# WORKING DATA
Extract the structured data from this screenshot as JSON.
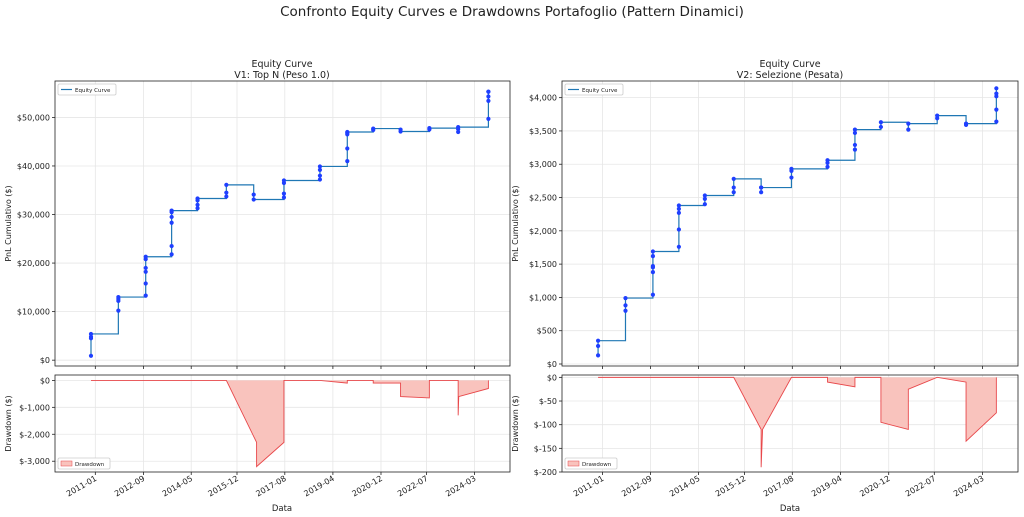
{
  "suptitle": "Confronto Equity Curves e Drawdowns Portafoglio (Pattern Dinamici)",
  "x_axis": {
    "label": "Data",
    "ticks": [
      {
        "label": "2011-01",
        "t": 2011.0
      },
      {
        "label": "2012-09",
        "t": 2012.67
      },
      {
        "label": "2014-05",
        "t": 2014.33
      },
      {
        "label": "2015-12",
        "t": 2015.92
      },
      {
        "label": "2017-08",
        "t": 2017.58
      },
      {
        "label": "2019-04",
        "t": 2019.25
      },
      {
        "label": "2020-12",
        "t": 2020.92
      },
      {
        "label": "2022-07",
        "t": 2022.5
      },
      {
        "label": "2024-03",
        "t": 2024.17
      }
    ],
    "range": [
      2009.6,
      2025.4
    ]
  },
  "colors": {
    "equity": "#1f77b4",
    "points": "#1f3fff",
    "drawdown_fill": "#f9c3bd",
    "drawdown_line": "#e8474a"
  },
  "chart_data": [
    {
      "type": "line",
      "title": "Equity Curve",
      "subtitle": "V1: Top N (Peso 1.0)",
      "ylabel": "PnL Cumulativo ($)",
      "legend": {
        "label": "Equity Curve",
        "position": "top-left"
      },
      "ylim": [
        -1200,
        57500
      ],
      "yticks": [
        0,
        10000,
        20000,
        30000,
        40000,
        50000
      ],
      "ytick_labels": [
        "$0",
        "$10,000",
        "$20,000",
        "$30,000",
        "$40,000",
        "$50,000"
      ],
      "grid": true,
      "series": [
        {
          "name": "Equity Curve",
          "type": "step",
          "x": [
            2010.85,
            2010.85,
            2010.85,
            2010.85,
            2011.8,
            2011.8,
            2011.8,
            2011.8,
            2012.75,
            2012.75,
            2012.75,
            2012.75,
            2012.75,
            2012.75,
            2013.65,
            2013.65,
            2013.65,
            2013.65,
            2013.65,
            2013.65,
            2014.55,
            2014.55,
            2014.55,
            2014.55,
            2015.55,
            2015.55,
            2015.55,
            2016.5,
            2016.5,
            2017.55,
            2017.55,
            2017.55,
            2017.55,
            2018.8,
            2018.8,
            2018.8,
            2018.8,
            2019.75,
            2019.75,
            2019.75,
            2019.75,
            2019.75,
            2020.65,
            2020.65,
            2021.6,
            2021.6,
            2022.6,
            2022.6,
            2023.6,
            2023.6,
            2023.6,
            2024.65,
            2024.65,
            2024.65,
            2024.65,
            2024.65
          ],
          "y": [
            900,
            4500,
            4800,
            5400,
            10200,
            12200,
            12600,
            13000,
            13300,
            15800,
            18200,
            19000,
            20800,
            21300,
            21800,
            23500,
            28300,
            29500,
            30500,
            30800,
            31300,
            32000,
            32900,
            33300,
            33700,
            34500,
            36100,
            34100,
            33100,
            33500,
            34300,
            36500,
            37000,
            37200,
            38000,
            39200,
            39900,
            41000,
            43600,
            46500,
            46800,
            47000,
            47400,
            47700,
            47500,
            47100,
            47500,
            47800,
            47000,
            47600,
            48000,
            49700,
            53400,
            54300,
            55300,
            55300
          ]
        }
      ]
    },
    {
      "type": "area",
      "ylabel": "Drawdown ($)",
      "legend": {
        "label": "Drawdown",
        "position": "bottom-left"
      },
      "ylim": [
        -3400,
        200
      ],
      "yticks": [
        0,
        -1000,
        -2000,
        -3000
      ],
      "ytick_labels": [
        "$0",
        "$-1,000",
        "$-2,000",
        "$-3,000"
      ],
      "grid": true,
      "series": [
        {
          "name": "Drawdown",
          "x": [
            2010.85,
            2015.55,
            2016.6,
            2016.6,
            2017.55,
            2017.55,
            2018.8,
            2019.75,
            2019.75,
            2020.65,
            2020.65,
            2021.6,
            2021.6,
            2022.6,
            2022.6,
            2023.6,
            2023.6,
            2023.62,
            2024.65,
            2024.65
          ],
          "y": [
            0,
            0,
            -2300,
            -3200,
            -2300,
            0,
            0,
            -100,
            0,
            0,
            -100,
            -100,
            -600,
            -650,
            0,
            0,
            -1300,
            -600,
            -300,
            0
          ]
        }
      ]
    },
    {
      "type": "line",
      "title": "Equity Curve",
      "subtitle": "V2: Selezione (Pesata)",
      "ylabel": "PnL Cumulativo ($)",
      "legend": {
        "label": "Equity Curve",
        "position": "top-left"
      },
      "ylim": [
        -30,
        4250
      ],
      "yticks": [
        0,
        500,
        1000,
        1500,
        2000,
        2500,
        3000,
        3500,
        4000
      ],
      "ytick_labels": [
        "$0",
        "$500",
        "$1,000",
        "$1,500",
        "$2,000",
        "$2,500",
        "$3,000",
        "$3,500",
        "$4,000"
      ],
      "grid": true,
      "series": [
        {
          "name": "Equity Curve",
          "type": "step",
          "x": [
            2010.85,
            2010.85,
            2010.85,
            2011.8,
            2011.8,
            2011.8,
            2012.75,
            2012.75,
            2012.75,
            2012.75,
            2012.75,
            2012.75,
            2013.65,
            2013.65,
            2013.65,
            2013.65,
            2013.65,
            2014.55,
            2014.55,
            2014.55,
            2015.55,
            2015.55,
            2015.55,
            2016.5,
            2016.5,
            2016.5,
            2017.55,
            2017.55,
            2017.55,
            2018.8,
            2018.8,
            2018.8,
            2019.75,
            2019.75,
            2019.75,
            2019.75,
            2020.65,
            2020.65,
            2021.6,
            2021.6,
            2022.6,
            2022.6,
            2023.6,
            2023.6,
            2024.65,
            2024.65,
            2024.65,
            2024.65,
            2024.65
          ],
          "y": [
            130,
            270,
            350,
            800,
            880,
            990,
            1040,
            1380,
            1450,
            1470,
            1620,
            1690,
            1760,
            2020,
            2270,
            2330,
            2380,
            2400,
            2480,
            2530,
            2580,
            2650,
            2780,
            2650,
            2580,
            2650,
            2800,
            2900,
            2930,
            2960,
            3020,
            3060,
            3220,
            3290,
            3470,
            3520,
            3560,
            3630,
            3520,
            3610,
            3690,
            3730,
            3590,
            3610,
            3640,
            3820,
            4020,
            4060,
            4140
          ]
        }
      ]
    },
    {
      "type": "area",
      "ylabel": "Drawdown ($)",
      "legend": {
        "label": "Drawdown",
        "position": "bottom-left"
      },
      "ylim": [
        -200,
        5
      ],
      "yticks": [
        0,
        -50,
        -100,
        -150,
        -200
      ],
      "ytick_labels": [
        "$0",
        "$-50",
        "$-100",
        "$-150",
        "$-200"
      ],
      "grid": true,
      "series": [
        {
          "name": "Drawdown",
          "x": [
            2010.85,
            2015.55,
            2016.5,
            2016.5,
            2016.55,
            2017.55,
            2018.8,
            2018.8,
            2019.75,
            2019.75,
            2020.65,
            2020.65,
            2021.6,
            2021.6,
            2022.6,
            2023.6,
            2023.6,
            2024.65,
            2024.65
          ],
          "y": [
            0,
            0,
            -110,
            -190,
            -110,
            0,
            0,
            -10,
            -20,
            0,
            0,
            -95,
            -110,
            -25,
            0,
            -10,
            -135,
            -75,
            0
          ]
        }
      ]
    }
  ]
}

# THE EXERCISE
Leave out all pictures, then copy the remaining material exactly.

# FINISHED EXERCISE
Extract the structured data from this screenshot as JSON.
{
  "suptitle": "Confronto Equity Curves e Drawdowns Portafoglio (Pattern Dinamici)",
  "x_axis": {
    "label": "Data",
    "ticks": [
      {
        "label": "2011-01",
        "t": 2011.0
      },
      {
        "label": "2012-09",
        "t": 2012.67
      },
      {
        "label": "2014-05",
        "t": 2014.33
      },
      {
        "label": "2015-12",
        "t": 2015.92
      },
      {
        "label": "2017-08",
        "t": 2017.58
      },
      {
        "label": "2019-04",
        "t": 2019.25
      },
      {
        "label": "2020-12",
        "t": 2020.92
      },
      {
        "label": "2022-07",
        "t": 2022.5
      },
      {
        "label": "2024-03",
        "t": 2024.17
      }
    ],
    "range": [
      2009.6,
      2025.4
    ]
  },
  "colors": {
    "equity": "#1f77b4",
    "points": "#1f3fff",
    "drawdown_fill": "#f9c3bd",
    "drawdown_line": "#e8474a"
  },
  "chart_data": [
    {
      "type": "line",
      "title": "Equity Curve",
      "subtitle": "V1: Top N (Peso 1.0)",
      "ylabel": "PnL Cumulativo ($)",
      "legend": {
        "label": "Equity Curve",
        "position": "top-left"
      },
      "ylim": [
        -1200,
        57500
      ],
      "yticks": [
        0,
        10000,
        20000,
        30000,
        40000,
        50000
      ],
      "ytick_labels": [
        "$0",
        "$10,000",
        "$20,000",
        "$30,000",
        "$40,000",
        "$50,000"
      ],
      "grid": true,
      "series": [
        {
          "name": "Equity Curve",
          "type": "step",
          "x": [
            2010.85,
            2010.85,
            2010.85,
            2010.85,
            2011.8,
            2011.8,
            2011.8,
            2011.8,
            2012.75,
            2012.75,
            2012.75,
            2012.75,
            2012.75,
            2012.75,
            2013.65,
            2013.65,
            2013.65,
            2013.65,
            2013.65,
            2013.65,
            2014.55,
            2014.55,
            2014.55,
            2014.55,
            2015.55,
            2015.55,
            2015.55,
            2016.5,
            2016.5,
            2017.55,
            2017.55,
            2017.55,
            2017.55,
            2018.8,
            2018.8,
            2018.8,
            2018.8,
            2019.75,
            2019.75,
            2019.75,
            2019.75,
            2019.75,
            2020.65,
            2020.65,
            2021.6,
            2021.6,
            2022.6,
            2022.6,
            2023.6,
            2023.6,
            2023.6,
            2024.65,
            2024.65,
            2024.65,
            2024.65,
            2024.65
          ],
          "y": [
            900,
            4500,
            4800,
            5400,
            10200,
            12200,
            12600,
            13000,
            13300,
            15800,
            18200,
            19000,
            20800,
            21300,
            21800,
            23500,
            28300,
            29500,
            30500,
            30800,
            31300,
            32000,
            32900,
            33300,
            33700,
            34500,
            36100,
            34100,
            33100,
            33500,
            34300,
            36500,
            37000,
            37200,
            38000,
            39200,
            39900,
            41000,
            43600,
            46500,
            46800,
            47000,
            47400,
            47700,
            47500,
            47100,
            47500,
            47800,
            47000,
            47600,
            48000,
            49700,
            53400,
            54300,
            55300,
            55300
          ]
        }
      ]
    },
    {
      "type": "area",
      "ylabel": "Drawdown ($)",
      "legend": {
        "label": "Drawdown",
        "position": "bottom-left"
      },
      "ylim": [
        -3400,
        200
      ],
      "yticks": [
        0,
        -1000,
        -2000,
        -3000
      ],
      "ytick_labels": [
        "$0",
        "$-1,000",
        "$-2,000",
        "$-3,000"
      ],
      "grid": true,
      "series": [
        {
          "name": "Drawdown",
          "x": [
            2010.85,
            2015.55,
            2016.6,
            2016.6,
            2017.55,
            2017.55,
            2018.8,
            2019.75,
            2019.75,
            2020.65,
            2020.65,
            2021.6,
            2021.6,
            2022.6,
            2022.6,
            2023.6,
            2023.6,
            2023.62,
            2024.65,
            2024.65
          ],
          "y": [
            0,
            0,
            -2300,
            -3200,
            -2300,
            0,
            0,
            -100,
            0,
            0,
            -100,
            -100,
            -600,
            -650,
            0,
            0,
            -1300,
            -600,
            -300,
            0
          ]
        }
      ]
    },
    {
      "type": "line",
      "title": "Equity Curve",
      "subtitle": "V2: Selezione (Pesata)",
      "ylabel": "PnL Cumulativo ($)",
      "legend": {
        "label": "Equity Curve",
        "position": "top-left"
      },
      "ylim": [
        -30,
        4250
      ],
      "yticks": [
        0,
        500,
        1000,
        1500,
        2000,
        2500,
        3000,
        3500,
        4000
      ],
      "ytick_labels": [
        "$0",
        "$500",
        "$1,000",
        "$1,500",
        "$2,000",
        "$2,500",
        "$3,000",
        "$3,500",
        "$4,000"
      ],
      "grid": true,
      "series": [
        {
          "name": "Equity Curve",
          "type": "step",
          "x": [
            2010.85,
            2010.85,
            2010.85,
            2011.8,
            2011.8,
            2011.8,
            2012.75,
            2012.75,
            2012.75,
            2012.75,
            2012.75,
            2012.75,
            2013.65,
            2013.65,
            2013.65,
            2013.65,
            2013.65,
            2014.55,
            2014.55,
            2014.55,
            2015.55,
            2015.55,
            2015.55,
            2016.5,
            2016.5,
            2016.5,
            2017.55,
            2017.55,
            2017.55,
            2018.8,
            2018.8,
            2018.8,
            2019.75,
            2019.75,
            2019.75,
            2019.75,
            2020.65,
            2020.65,
            2021.6,
            2021.6,
            2022.6,
            2022.6,
            2023.6,
            2023.6,
            2024.65,
            2024.65,
            2024.65,
            2024.65,
            2024.65
          ],
          "y": [
            130,
            270,
            350,
            800,
            880,
            990,
            1040,
            1380,
            1450,
            1470,
            1620,
            1690,
            1760,
            2020,
            2270,
            2330,
            2380,
            2400,
            2480,
            2530,
            2580,
            2650,
            2780,
            2650,
            2580,
            2650,
            2800,
            2900,
            2930,
            2960,
            3020,
            3060,
            3220,
            3290,
            3470,
            3520,
            3560,
            3630,
            3520,
            3610,
            3690,
            3730,
            3590,
            3610,
            3640,
            3820,
            4020,
            4060,
            4140
          ]
        }
      ]
    },
    {
      "type": "area",
      "ylabel": "Drawdown ($)",
      "legend": {
        "label": "Drawdown",
        "position": "bottom-left"
      },
      "ylim": [
        -200,
        5
      ],
      "yticks": [
        0,
        -50,
        -100,
        -150,
        -200
      ],
      "ytick_labels": [
        "$0",
        "$-50",
        "$-100",
        "$-150",
        "$-200"
      ],
      "grid": true,
      "series": [
        {
          "name": "Drawdown",
          "x": [
            2010.85,
            2015.55,
            2016.5,
            2016.5,
            2016.55,
            2017.55,
            2018.8,
            2018.8,
            2019.75,
            2019.75,
            2020.65,
            2020.65,
            2021.6,
            2021.6,
            2022.6,
            2023.6,
            2023.6,
            2024.65,
            2024.65
          ],
          "y": [
            0,
            0,
            -110,
            -190,
            -110,
            0,
            0,
            -10,
            -20,
            0,
            0,
            -95,
            -110,
            -25,
            0,
            -10,
            -135,
            -75,
            0
          ]
        }
      ]
    }
  ]
}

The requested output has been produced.